Copy the data precisely, keeping every character.

—————

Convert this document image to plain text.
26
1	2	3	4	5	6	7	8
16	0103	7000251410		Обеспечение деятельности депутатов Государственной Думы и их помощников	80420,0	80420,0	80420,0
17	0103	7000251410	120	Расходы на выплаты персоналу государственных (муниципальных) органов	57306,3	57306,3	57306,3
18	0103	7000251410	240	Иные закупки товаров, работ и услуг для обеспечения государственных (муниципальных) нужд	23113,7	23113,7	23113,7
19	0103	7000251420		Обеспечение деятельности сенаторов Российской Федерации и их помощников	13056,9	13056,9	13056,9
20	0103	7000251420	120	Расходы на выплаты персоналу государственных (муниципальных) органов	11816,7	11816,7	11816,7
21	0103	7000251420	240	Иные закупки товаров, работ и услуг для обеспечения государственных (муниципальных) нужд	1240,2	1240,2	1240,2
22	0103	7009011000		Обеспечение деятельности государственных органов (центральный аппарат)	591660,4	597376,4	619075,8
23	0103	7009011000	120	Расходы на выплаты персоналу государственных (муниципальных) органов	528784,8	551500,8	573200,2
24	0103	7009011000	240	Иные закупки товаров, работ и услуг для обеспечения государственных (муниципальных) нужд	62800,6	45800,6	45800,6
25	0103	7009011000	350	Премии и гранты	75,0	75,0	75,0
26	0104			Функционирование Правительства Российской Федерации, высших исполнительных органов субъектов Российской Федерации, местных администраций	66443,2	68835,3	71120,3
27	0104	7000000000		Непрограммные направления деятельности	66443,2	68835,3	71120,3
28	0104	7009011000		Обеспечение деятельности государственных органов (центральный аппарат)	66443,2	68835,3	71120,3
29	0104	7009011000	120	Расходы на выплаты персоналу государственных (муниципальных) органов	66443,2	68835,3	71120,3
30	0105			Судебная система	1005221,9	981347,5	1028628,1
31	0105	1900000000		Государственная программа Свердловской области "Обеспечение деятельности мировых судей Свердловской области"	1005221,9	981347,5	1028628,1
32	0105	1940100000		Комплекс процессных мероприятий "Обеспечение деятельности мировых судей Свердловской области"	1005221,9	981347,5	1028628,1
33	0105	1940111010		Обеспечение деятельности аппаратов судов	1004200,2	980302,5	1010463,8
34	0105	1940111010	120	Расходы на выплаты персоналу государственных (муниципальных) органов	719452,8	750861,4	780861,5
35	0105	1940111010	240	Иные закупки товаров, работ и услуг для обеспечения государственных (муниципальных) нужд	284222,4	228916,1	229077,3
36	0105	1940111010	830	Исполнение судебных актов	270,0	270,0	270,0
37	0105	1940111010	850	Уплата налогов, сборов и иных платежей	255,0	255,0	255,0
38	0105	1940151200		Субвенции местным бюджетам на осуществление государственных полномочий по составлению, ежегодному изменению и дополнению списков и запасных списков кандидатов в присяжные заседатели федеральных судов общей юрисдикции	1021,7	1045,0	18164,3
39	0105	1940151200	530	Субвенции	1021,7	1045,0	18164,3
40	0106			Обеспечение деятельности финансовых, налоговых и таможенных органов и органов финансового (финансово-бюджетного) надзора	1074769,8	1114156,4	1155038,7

—————

● Expected answer
Convert this document image to plain text.
26
1	2	3	4	5	6	7	8
16	0103	7000251410		Обеспечение деятельности депутатов Государственной Думы и их помощников	80420,0	80420,0	80420,0
17	0103	7000251410	120	Расходы на выплаты персоналу государственных (муниципальных) органов	57306,3	57306,3	57306,3
18	0103	7000251410	240	Иные закупки товаров, работ и услуг для обеспечения государственных (муниципальных) нужд	23113,7	23113,7	23113,7
19	0103	7000251420		Обеспечение деятельности сенаторов Российской Федерации и их помощников	13056,9	13056,9	13056,9
20	0103	7000251420	120	Расходы на выплаты персоналу государственных (муниципальных) органов	11816,7	11816,7	11816,7
21	0103	7000251420	240	Иные закупки товаров, работ и услуг для обеспечения государственных (муниципальных) нужд	1240,2	1240,2	1240,2
22	0103	7009011000		Обеспечение деятельности государственных органов (центральный аппарат)	591660,4	597376,4	619075,8
23	0103	7009011000	120	Расходы на выплаты персоналу государственных (муниципальных) органов	528784,8	551500,8	573200,2
24	0103	7009011000	240	Иные закупки товаров, работ и услуг для обеспечения государственных (муниципальных) нужд	62800,6	45800,6	45800,6
25	0103	7009011000	350	Премии и гранты	75,0	75,0	75,0
26	0104			Функционирование Правительства Российской Федерации, высших исполнительных органов субъектов Российской Федерации, местных администраций	66443,2	68835,3	71120,3
27	0104	7000000000		Непрограммные направления деятельности	66443,2	68835,3	71120,3
28	0104	7009011000		Обеспечение деятельности государственных органов (центральный аппарат)	66443,2	68835,3	71120,3
29	0104	7009011000	120	Расходы на выплаты персоналу государственных (муниципальных) органов	66443,2	68835,3	71120,3
30	0105			Судебная система	1005221,9	981347,5	1028628,1
31	0105	1900000000		Государственная программа Свердловской области "Обеспечение деятельности мировых судей Свердловской области"	1005221,9	981347,5	1028628,1
32	0105	1940100000		Комплекс процессных мероприятий "Обеспечение деятельности мировых судей Свердловской области"	1005221,9	981347,5	1028628,1
33	0105	1940111010		Обеспечение деятельности аппаратов судов	1004200,2	980302,5	1010463,8
34	0105	1940111010	120	Расходы на выплаты персоналу государственных (муниципальных) органов	719452,8	750861,4	780861,5
35	0105	1940111010	240	Иные закупки товаров, работ и услуг для обеспечения государственных (муниципальных) нужд	284222,4	228916,1	229077,3
36	0105	1940111010	830	Исполнение судебных актов	270,0	270,0	270,0
37	0105	1940111010	850	Уплата налогов, сборов и иных платежей	255,0	255,0	255,0
38	0105	1940151200		Субвенции местным бюджетам на осуществление государственных полномочий по составлению, ежегодному изменению и дополнению списков и запасных списков кандидатов в присяжные заседатели федеральных судов общей юрисдикции	1021,7	1045,0	18164,3
39	0105	1940151200	530	Субвенции	1021,7	1045,0	18164,3
40	0106			Обеспечение деятельности финансовых, налоговых и таможенных органов и органов финансового (финансово-бюджетного) надзора	1074769,8	1114156,4	1155038,7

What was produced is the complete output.